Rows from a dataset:
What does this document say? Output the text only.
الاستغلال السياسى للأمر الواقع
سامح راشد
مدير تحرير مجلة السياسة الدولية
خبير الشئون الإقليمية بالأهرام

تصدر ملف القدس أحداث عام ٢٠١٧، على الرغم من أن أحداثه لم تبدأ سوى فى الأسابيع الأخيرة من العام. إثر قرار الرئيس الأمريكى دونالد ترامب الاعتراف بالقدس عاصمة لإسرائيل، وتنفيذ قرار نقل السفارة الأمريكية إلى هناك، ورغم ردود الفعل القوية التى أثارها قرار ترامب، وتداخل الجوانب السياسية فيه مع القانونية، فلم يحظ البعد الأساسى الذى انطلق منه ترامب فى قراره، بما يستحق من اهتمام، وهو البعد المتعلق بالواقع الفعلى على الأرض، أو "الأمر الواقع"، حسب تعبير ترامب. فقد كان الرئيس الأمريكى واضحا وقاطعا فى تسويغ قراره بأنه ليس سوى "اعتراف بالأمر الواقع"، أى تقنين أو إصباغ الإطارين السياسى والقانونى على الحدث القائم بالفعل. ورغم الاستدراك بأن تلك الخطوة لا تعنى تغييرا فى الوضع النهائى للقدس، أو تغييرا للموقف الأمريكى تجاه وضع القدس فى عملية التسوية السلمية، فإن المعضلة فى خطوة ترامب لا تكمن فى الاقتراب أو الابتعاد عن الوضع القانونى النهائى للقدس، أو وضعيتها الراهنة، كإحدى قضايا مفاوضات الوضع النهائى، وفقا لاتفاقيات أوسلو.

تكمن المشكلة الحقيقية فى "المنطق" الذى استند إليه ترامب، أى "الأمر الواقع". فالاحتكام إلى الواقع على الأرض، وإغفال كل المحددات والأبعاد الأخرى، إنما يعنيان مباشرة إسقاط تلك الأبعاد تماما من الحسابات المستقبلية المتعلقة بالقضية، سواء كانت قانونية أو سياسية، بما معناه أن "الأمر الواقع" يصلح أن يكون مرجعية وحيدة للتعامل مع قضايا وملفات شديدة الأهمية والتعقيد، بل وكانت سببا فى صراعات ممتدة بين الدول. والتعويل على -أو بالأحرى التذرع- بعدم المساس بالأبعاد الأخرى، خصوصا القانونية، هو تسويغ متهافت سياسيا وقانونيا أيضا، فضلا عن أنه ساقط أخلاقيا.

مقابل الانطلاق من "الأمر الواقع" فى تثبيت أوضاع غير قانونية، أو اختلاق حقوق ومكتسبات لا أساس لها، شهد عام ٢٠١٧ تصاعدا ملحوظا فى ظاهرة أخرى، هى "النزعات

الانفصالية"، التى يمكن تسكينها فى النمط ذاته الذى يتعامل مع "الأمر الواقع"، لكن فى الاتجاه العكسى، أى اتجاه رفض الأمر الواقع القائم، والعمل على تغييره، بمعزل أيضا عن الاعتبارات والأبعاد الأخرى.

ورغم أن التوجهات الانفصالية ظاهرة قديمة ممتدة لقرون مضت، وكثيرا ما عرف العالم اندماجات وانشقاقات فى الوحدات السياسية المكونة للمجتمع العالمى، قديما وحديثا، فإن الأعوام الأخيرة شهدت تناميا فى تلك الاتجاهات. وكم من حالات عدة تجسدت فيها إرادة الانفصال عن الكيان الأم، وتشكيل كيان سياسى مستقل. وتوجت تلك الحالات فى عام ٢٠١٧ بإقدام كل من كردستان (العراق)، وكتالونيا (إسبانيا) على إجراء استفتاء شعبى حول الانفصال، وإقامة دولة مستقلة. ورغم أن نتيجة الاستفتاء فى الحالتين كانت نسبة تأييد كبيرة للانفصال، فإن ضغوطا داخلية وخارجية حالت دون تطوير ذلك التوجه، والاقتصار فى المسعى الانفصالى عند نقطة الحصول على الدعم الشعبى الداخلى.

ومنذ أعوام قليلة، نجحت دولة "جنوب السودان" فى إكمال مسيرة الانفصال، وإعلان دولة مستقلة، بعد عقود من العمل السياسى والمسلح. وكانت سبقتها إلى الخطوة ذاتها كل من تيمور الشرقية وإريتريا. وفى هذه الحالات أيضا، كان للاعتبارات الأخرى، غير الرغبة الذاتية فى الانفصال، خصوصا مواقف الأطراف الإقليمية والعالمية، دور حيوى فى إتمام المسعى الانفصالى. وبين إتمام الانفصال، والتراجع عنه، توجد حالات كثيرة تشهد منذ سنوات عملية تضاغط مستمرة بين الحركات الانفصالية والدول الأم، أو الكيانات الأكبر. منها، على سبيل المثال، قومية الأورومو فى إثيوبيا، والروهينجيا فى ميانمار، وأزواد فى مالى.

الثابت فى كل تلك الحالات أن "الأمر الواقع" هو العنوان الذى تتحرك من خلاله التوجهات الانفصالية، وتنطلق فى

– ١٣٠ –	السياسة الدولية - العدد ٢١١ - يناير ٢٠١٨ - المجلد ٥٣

» **Job**:
Output each record exactly, leaving nothing out.

» **Worked answer**:
What does this document say? Output the text only.
الاستغلال السياسى للأمر الواقع
سامح راشد
مدير تحرير مجلة السياسة الدولية
خبير الشئون الإقليمية بالأهرام

تصدر ملف القدس أحداث عام ٢٠١٧، على الرغم من أن أحداثه لم تبدأ سوى فى الأسابيع الأخيرة من العام. إثر قرار الرئيس الأمريكى دونالد ترامب الاعتراف بالقدس عاصمة لإسرائيل، وتنفيذ قرار نقل السفارة الأمريكية إلى هناك، ورغم ردود الفعل القوية التى أثارها قرار ترامب، وتداخل الجوانب السياسية فيه مع القانونية، فلم يحظ البعد الأساسى الذى انطلق منه ترامب فى قراره، بما يستحق من اهتمام، وهو البعد المتعلق بالواقع الفعلى على الأرض، أو "الأمر الواقع"، حسب تعبير ترامب. فقد كان الرئيس الأمريكى واضحا وقاطعا فى تسويغ قراره بأنه ليس سوى "اعتراف بالأمر الواقع"، أى تقنين أو إصباغ الإطارين السياسى والقانونى على الحدث القائم بالفعل. ورغم الاستدراك بأن تلك الخطوة لا تعنى تغييرا فى الوضع النهائى للقدس، أو تغييرا للموقف الأمريكى تجاه وضع القدس فى عملية التسوية السلمية، فإن المعضلة فى خطوة ترامب لا تكمن فى الاقتراب أو الابتعاد عن الوضع القانونى النهائى للقدس، أو وضعيتها الراهنة، كإحدى قضايا مفاوضات الوضع النهائى، وفقا لاتفاقيات أوسلو.

تكمن المشكلة الحقيقية فى "المنطق" الذى استند إليه ترامب، أى "الأمر الواقع". فالاحتكام إلى الواقع على الأرض، وإغفال كل المحددات والأبعاد الأخرى، إنما يعنيان مباشرة إسقاط تلك الأبعاد تماما من الحسابات المستقبلية المتعلقة بالقضية، سواء كانت قانونية أو سياسية، بما معناه أن "الأمر الواقع" يصلح أن يكون مرجعية وحيدة للتعامل مع قضايا وملفات شديدة الأهمية والتعقيد، بل وكانت سببا فى صراعات ممتدة بين الدول. والتعويل على -أو بالأحرى التذرع- بعدم المساس بالأبعاد الأخرى، خصوصا القانونية، هو تسويغ متهافت سياسيا وقانونيا أيضا، فضلا عن أنه ساقط أخلاقيا.

مقابل الانطلاق من "الأمر الواقع" فى تثبيت أوضاع غير قانونية، أو اختلاق حقوق ومكتسبات لا أساس لها، شهد عام ٢٠١٧ تصاعدا ملحوظا فى ظاهرة أخرى، هى "النزعات

الانفصالية"، التى يمكن تسكينها فى النمط ذاته الذى يتعامل مع "الأمر الواقع"، لكن فى الاتجاه العكسى، أى اتجاه رفض الأمر الواقع القائم، والعمل على تغييره، بمعزل أيضا عن الاعتبارات والأبعاد الأخرى.

ورغم أن التوجهات الانفصالية ظاهرة قديمة ممتدة لقرون مضت، وكثيرا ما عرف العالم اندماجات وانشقاقات فى الوحدات السياسية المكونة للمجتمع العالمى، قديما وحديثا، فإن الأعوام الأخيرة شهدت تناميا فى تلك الاتجاهات. وكم من حالات عدة تجسدت فيها إرادة الانفصال عن الكيان الأم، وتشكيل كيان سياسى مستقل. وتوجت تلك الحالات فى عام ٢٠١٧ بإقدام كل من كردستان (العراق)، وكتالونيا (إسبانيا) على إجراء استفتاء شعبى حول الانفصال، وإقامة دولة مستقلة. ورغم أن نتيجة الاستفتاء فى الحالتين كانت نسبة تأييد كبيرة للانفصال، فإن ضغوطا داخلية وخارجية حالت دون تطوير ذلك التوجه، والاقتصار فى المسعى الانفصالى عند نقطة الحصول على الدعم الشعبى الداخلى.

ومنذ أعوام قليلة، نجحت دولة "جنوب السودان" فى إكمال مسيرة الانفصال، وإعلان دولة مستقلة، بعد عقود من العمل السياسى والمسلح. وكانت سبقتها إلى الخطوة ذاتها كل من تيمور الشرقية وإريتريا. وفى هذه الحالات أيضا، كان للاعتبارات الأخرى، غير الرغبة الذاتية فى الانفصال، خصوصا مواقف الأطراف الإقليمية والعالمية، دور حيوى فى إتمام المسعى الانفصالى. وبين إتمام الانفصال، والتراجع عنه، توجد حالات كثيرة تشهد منذ سنوات عملية تضاغط مستمرة بين الحركات الانفصالية والدول الأم، أو الكيانات الأكبر. منها، على سبيل المثال، قومية الأورومو فى إثيوبيا، والروهينجيا فى ميانمار، وأزواد فى مالى.

الثابت فى كل تلك الحالات أن "الأمر الواقع" هو العنوان الذى تتحرك من خلاله التوجهات الانفصالية، وتنطلق فى

– ١٣٠ –	السياسة الدولية - العدد ٢١١ - يناير ٢٠١٨ - المجلد ٥٣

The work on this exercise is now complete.